══ Document excerpt

Dueling Needs to Make a Comeback: The American tiger in a cage being poked by “social justice warriors”

Anyone can see what the root cause of the problem witnessed in the following Alex Jones video was.  In it there was a group of people that we might call, “social justice warriors” who have grown up in a society deliberately softened to allow for their rise by a political class hell-bent on staying in power—no matter what.  These kids, and the adults that they will grow into, have been empowered by essentially removing the ramifications of their lunacy—the consequences of their personal assault against individual liberty.  The blame clearly falls on our global education system and the forces which gathered to perpetuate their stated curriculum. It has made me realize that a practice long forgotten for its perceived barbarity needs to be dusted off and inserted back into our American culture—the gentlemanly practice of dueling.  As radical as that may sound, we must find some version of it to emerge in this modern century otherwise we won’t make it into more advanced stages. To see why, watch this video then all of the following for substantiation.

A version of dueling still existed in the Old West as towns erupted across the vast frontier of North America guided by flimsy laws enforced by even flimsier sheriffs.  I practice that type of dueling nearly every day with a group I’m involved in called the Cowboy Fast Draw Association.  A friend of mine made a comment that I was thinking of while shooting that day and it was, “if dueling made a comeback, people these days would be a whole lot less offended.”  That’s when I thought of those snot-nosed, liberalized socialist losers in that Alex Jones video.  What was missing from their lives was the respect that comes from asserting an insult at individual integrity.  What those kids have been taught in that video—and anywhere these days that “socialist justice warriors” gather under storm clouds of collective effort—is ramifications for their individual mistakes.

The duel as it was inherited from Europe was widely practiced within the United States for quite a number of years by our early presidents and was a declaration of individual honor.  In that society from which our Constitution was written, an individual’s honor was required to have a civil society.  If some rogue threatened that sanctity then ramifications just outside the grip of the law were required to keep the peace and maintain an orderly society.  We all know about the famous Alexander Hamilton duel with Aaron Burr—which I think about quite a lot.  I was born in the Ohio city directly named after Hamilton who lost his duel with Burr and died.  I also think of President Jackson a lot when I think about duels and the kind of attitude which formed the country of America.  Dueling and honor went hand-in-hand which provided a foundation for our laws.

════
══ Items

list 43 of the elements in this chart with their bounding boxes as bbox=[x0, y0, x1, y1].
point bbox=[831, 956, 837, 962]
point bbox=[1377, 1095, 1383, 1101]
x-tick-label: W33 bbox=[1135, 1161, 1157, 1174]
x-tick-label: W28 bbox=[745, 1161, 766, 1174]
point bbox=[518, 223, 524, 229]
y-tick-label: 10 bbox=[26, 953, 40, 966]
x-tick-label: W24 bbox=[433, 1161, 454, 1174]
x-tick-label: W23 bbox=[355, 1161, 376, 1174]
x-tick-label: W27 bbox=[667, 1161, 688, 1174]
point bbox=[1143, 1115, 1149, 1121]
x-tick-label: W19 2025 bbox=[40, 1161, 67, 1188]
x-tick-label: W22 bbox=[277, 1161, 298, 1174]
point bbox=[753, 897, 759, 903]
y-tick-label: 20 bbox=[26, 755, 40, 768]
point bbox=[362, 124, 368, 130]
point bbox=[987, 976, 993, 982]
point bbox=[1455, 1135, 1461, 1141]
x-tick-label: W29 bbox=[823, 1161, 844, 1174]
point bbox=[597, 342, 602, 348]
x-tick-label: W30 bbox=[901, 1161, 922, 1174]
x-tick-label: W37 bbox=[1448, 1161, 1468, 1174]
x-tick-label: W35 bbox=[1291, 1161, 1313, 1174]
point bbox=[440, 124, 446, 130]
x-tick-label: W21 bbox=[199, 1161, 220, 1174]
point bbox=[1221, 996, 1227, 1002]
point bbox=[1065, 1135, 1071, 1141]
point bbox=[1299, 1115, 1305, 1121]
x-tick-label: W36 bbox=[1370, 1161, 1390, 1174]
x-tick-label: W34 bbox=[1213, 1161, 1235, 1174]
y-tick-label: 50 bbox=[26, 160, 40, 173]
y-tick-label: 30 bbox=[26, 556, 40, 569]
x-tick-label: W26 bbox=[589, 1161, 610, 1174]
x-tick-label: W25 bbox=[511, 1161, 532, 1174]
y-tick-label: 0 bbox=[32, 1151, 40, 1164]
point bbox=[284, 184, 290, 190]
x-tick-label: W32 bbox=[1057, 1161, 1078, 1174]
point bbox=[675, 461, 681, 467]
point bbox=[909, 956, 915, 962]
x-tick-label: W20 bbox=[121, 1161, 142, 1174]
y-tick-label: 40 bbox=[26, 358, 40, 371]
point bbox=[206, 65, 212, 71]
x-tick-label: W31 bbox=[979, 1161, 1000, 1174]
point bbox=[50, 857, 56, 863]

════

**Aim of the exercise**
Reproduce the dueling essay above word for word, from its title to its final sentence.

**Output**
Dueling Needs to Make a Comeback: The American tiger in a cage being poked by “social justice warriors”

Anyone can see what the root cause of the problem witnessed in the following Alex Jones video was.  In it there was a group of people that we might call, “social justice warriors” who have grown up in a society deliberately softened to allow for their rise by a political class hell-bent on staying in power—no matter what.  These kids, and the adults that they will grow into, have been empowered by essentially removing the ramifications of their lunacy—the consequences of their personal assault against individual liberty.  The blame clearly falls on our global education system and the forces which gathered to perpetuate their stated curriculum. It has made me realize that a practice long forgotten for its perceived barbarity needs to be dusted off and inserted back into our American culture—the gentlemanly practice of dueling.  As radical as that may sound, we must find some version of it to emerge in this modern century otherwise we won’t make it into more advanced stages. To see why, watch this video then all of the following for substantiation.

A version of dueling still existed in the Old West as towns erupted across the vast frontier of North America guided by flimsy laws enforced by even flimsier sheriffs.  I practice that type of dueling nearly every day with a group I’m involved in called the Cowboy Fast Draw Association.  A friend of mine made a comment that I was thinking of while shooting that day and it was, “if dueling made a comeback, people these days would be a whole lot less offended.”  That’s when I thought of those snot-nosed, liberalized socialist losers in that Alex Jones video.  What was missing from their lives was the respect that comes from asserting an insult at individual integrity.  What those kids have been taught in that video—and anywhere these days that “socialist justice warriors” gather under storm clouds of collective effort—is ramifications for their individual mistakes.

The duel as it was inherited from Europe was widely practiced within the United States for quite a number of years by our early presidents and was a declaration of individual honor.  In that society from which our Constitution was written, an individual’s honor was required to have a civil society.  If some rogue threatened that sanctity then ramifications just outside the grip of the law were required to keep the peace and maintain an orderly society.  We all know about the famous Alexander Hamilton duel with Aaron Burr—which I think about quite a lot.  I was born in the Ohio city directly named after Hamilton who lost his duel with Burr and died.  I also think of President Jackson a lot when I think about duels and the kind of attitude which formed the country of America.  Dueling and honor went hand-in-hand which provided a foundation for our laws.